Records contained in a dataset
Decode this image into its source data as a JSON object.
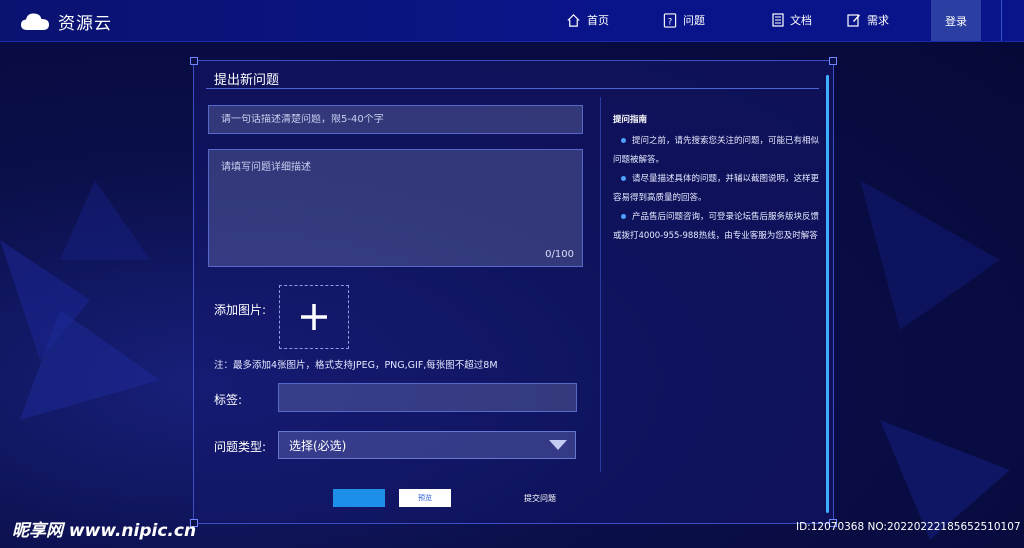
{
  "brand": {
    "name": "资源云"
  },
  "nav": {
    "items": [
      {
        "label": "首页",
        "icon": "home-icon"
      },
      {
        "label": "问题",
        "icon": "question-icon"
      },
      {
        "label": "文档",
        "icon": "document-icon"
      },
      {
        "label": "需求",
        "icon": "edit-icon"
      }
    ],
    "login_label": "登录"
  },
  "form": {
    "title": "提出新问题",
    "title_placeholder": "请一句话描述清楚问题，限5-40个字",
    "detail_placeholder": "请填写问题详细描述",
    "detail_counter": "0/100",
    "add_image_label": "添加图片:",
    "image_note": "注：最多添加4张图片，格式支持JPEG，PNG,GIF,每张图不超过8M",
    "tag_label": "标签:",
    "type_label": "问题类型:",
    "type_selected": "选择(必选)",
    "preview_label": "预览",
    "submit_label": "提交问题"
  },
  "guide": {
    "title": "提问指南",
    "items": [
      "提问之前，请先搜索您关注的问题，可能已有相似问题被解答。",
      "请尽量描述具体的问题，并辅以截图说明，这样更容易得到高质量的回答。",
      "产品售后问题咨询，可登录论坛售后服务版块反馈或拨打4000-955-988热线，由专业客服为您及时解答"
    ]
  },
  "watermark": {
    "left": "昵享网 www.nipic.cn",
    "right": "ID:12070368 NO:20220222185652510107"
  },
  "colors": {
    "accent": "#1e8fe8",
    "topbar": "#0a148a",
    "login_bg": "#2b3fa3",
    "panel_border": "#3c4fc2"
  }
}
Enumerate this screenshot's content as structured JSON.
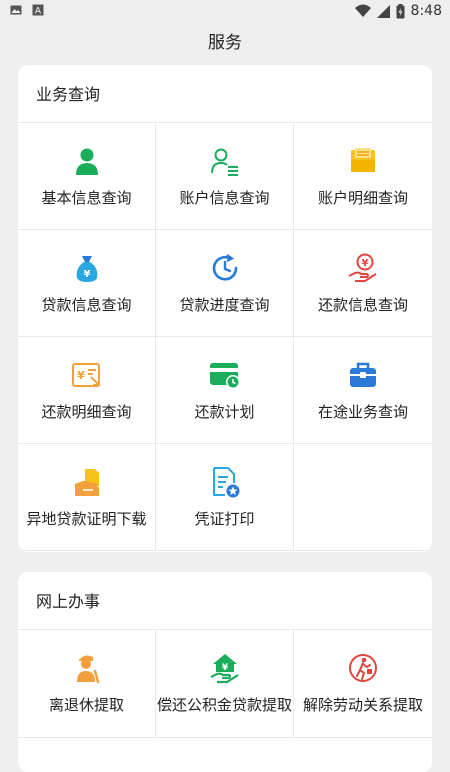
{
  "status_bar": {
    "time": "8:48"
  },
  "header": {
    "title": "服务"
  },
  "sections": [
    {
      "title": "业务查询",
      "items": [
        {
          "label": "基本信息查询",
          "icon": "person-icon"
        },
        {
          "label": "账户信息查询",
          "icon": "account-list-icon"
        },
        {
          "label": "账户明细查询",
          "icon": "folder-details-icon"
        },
        {
          "label": "贷款信息查询",
          "icon": "money-bag-icon"
        },
        {
          "label": "贷款进度查询",
          "icon": "progress-clock-icon"
        },
        {
          "label": "还款信息查询",
          "icon": "repay-hand-icon"
        },
        {
          "label": "还款明细查询",
          "icon": "repay-details-icon"
        },
        {
          "label": "还款计划",
          "icon": "card-clock-icon"
        },
        {
          "label": "在途业务查询",
          "icon": "briefcase-icon"
        },
        {
          "label": "异地贷款证明下载",
          "icon": "document-hand-icon"
        },
        {
          "label": "凭证打印",
          "icon": "certificate-print-icon"
        },
        {
          "label": "",
          "icon": ""
        }
      ]
    },
    {
      "title": "网上办事",
      "items": [
        {
          "label": "离退休提取",
          "icon": "retiree-icon"
        },
        {
          "label": "偿还公积金贷款提取",
          "icon": "house-hand-icon"
        },
        {
          "label": "解除劳动关系提取",
          "icon": "leave-job-icon"
        }
      ]
    }
  ],
  "colors": {
    "green": "#1aad5a",
    "yellow": "#f9c21a",
    "blue": "#2a7bd8",
    "red": "#e2463f",
    "orange": "#f2a03b"
  }
}
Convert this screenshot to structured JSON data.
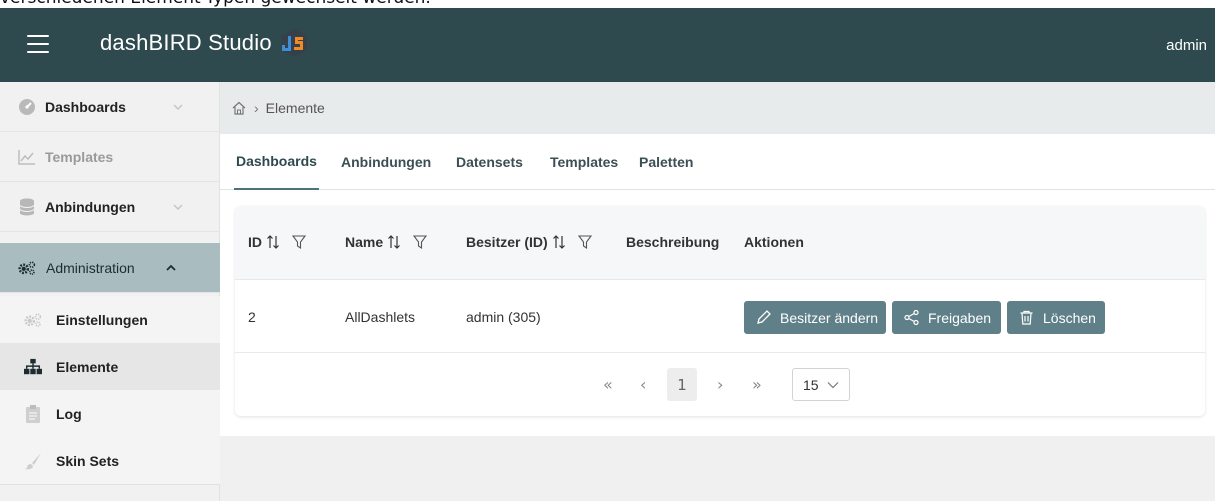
{
  "caption": "verschiedenen Element-Typen gewechselt werden.",
  "header": {
    "brand": "dashBIRD Studio",
    "user": "admin"
  },
  "sidebar": {
    "items": [
      {
        "label": "Dashboards",
        "icon": "dashboard-icon"
      },
      {
        "label": "Templates",
        "icon": "chart-icon"
      },
      {
        "label": "Anbindungen",
        "icon": "database-icon"
      },
      {
        "label": "Administration",
        "icon": "gears-icon"
      },
      {
        "label": "Einstellungen",
        "icon": "gears-icon"
      },
      {
        "label": "Elemente",
        "icon": "sitemap-icon"
      },
      {
        "label": "Log",
        "icon": "clipboard-icon"
      },
      {
        "label": "Skin Sets",
        "icon": "brush-icon"
      }
    ]
  },
  "breadcrumb": {
    "current": "Elemente"
  },
  "tabs": [
    "Dashboards",
    "Anbindungen",
    "Datensets",
    "Templates",
    "Paletten"
  ],
  "table": {
    "columns": [
      "ID",
      "Name",
      "Besitzer (ID)",
      "Beschreibung",
      "Aktionen"
    ],
    "rows": [
      {
        "id": "2",
        "name": "AllDashlets",
        "owner": "admin (305)",
        "description": ""
      }
    ],
    "actions": {
      "change_owner": "Besitzer ändern",
      "shares": "Freigaben",
      "delete": "Löschen"
    }
  },
  "pagination": {
    "first": "«",
    "prev": "‹",
    "page": "1",
    "next": "›",
    "last": "»",
    "page_size": "15"
  },
  "colors": {
    "header_bg": "#2f4a4e",
    "active_nav_bg": "#a9bcc0",
    "button_bg": "#5f8089"
  }
}
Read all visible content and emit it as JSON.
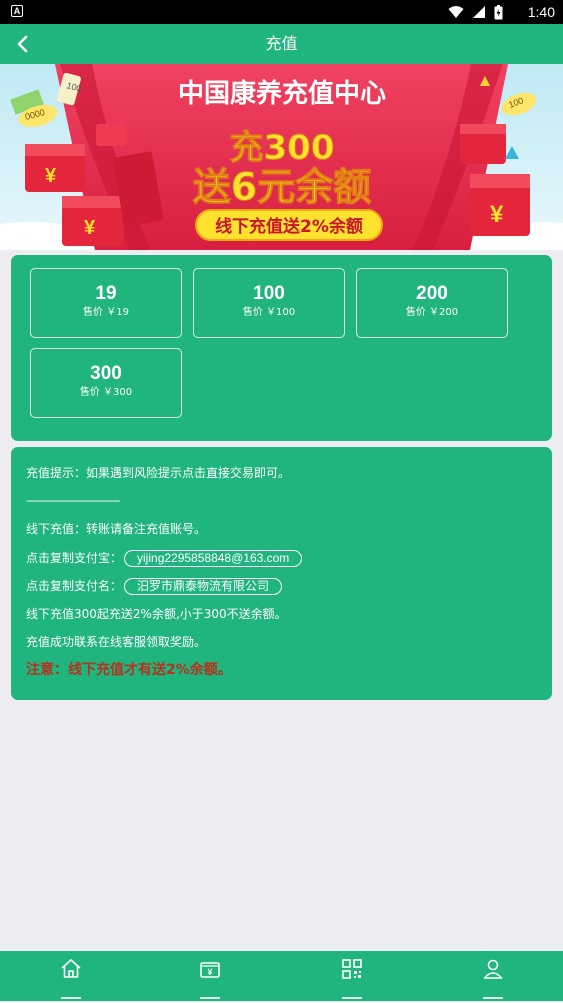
{
  "status_bar": {
    "notification_glyph": "A",
    "time": "1:40",
    "icons": [
      "wifi-icon",
      "signal-icon",
      "battery-charging-icon"
    ]
  },
  "header": {
    "title": "充值",
    "back_icon": "chevron-left-icon"
  },
  "banner": {
    "title": "中国康养充值中心",
    "line1": "充300",
    "line2": "送6元余额",
    "ribbon": "线下充值送2%余额",
    "decoration_texts": [
      "100",
      "0000",
      "100"
    ]
  },
  "amounts": [
    {
      "value": "19",
      "price": "售价 ￥19"
    },
    {
      "value": "100",
      "price": "售价 ￥100"
    },
    {
      "value": "200",
      "price": "售价 ￥200"
    },
    {
      "value": "300",
      "price": "售价 ￥300"
    }
  ],
  "info": {
    "tip": "充值提示：如果遇到风险提示点击直接交易即可。",
    "divider": "-----------------------------------",
    "offline": "线下充值：转账请备注充值账号。",
    "alipay_label": "点击复制支付宝：",
    "alipay_value": "yijing2295858848@163.com",
    "payee_label": "点击复制支付名：",
    "payee_value": "汨罗市鼎泰物流有限公司",
    "rule": "线下充值300起充送2%余额,小于300不送余额。",
    "contact": "充值成功联系在线客服领取奖励。",
    "warning": "注意：线下充值才有送2%余额。"
  },
  "bottom_nav": {
    "items": [
      "home-icon",
      "wallet-icon",
      "qr-code-icon",
      "user-icon"
    ]
  },
  "colors": {
    "primary": "#20b47f",
    "warning": "#b8321d",
    "background": "#ececf1",
    "banner_red": "#e52f4a",
    "banner_yellow": "#ffe22d"
  }
}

REQUIREMENTS:
Copy out each line in the preceding records that contains "repay".

EXERCISE SOLUTION:
          "icon": "repay-hand-icon"
          "icon": "repay-details-icon"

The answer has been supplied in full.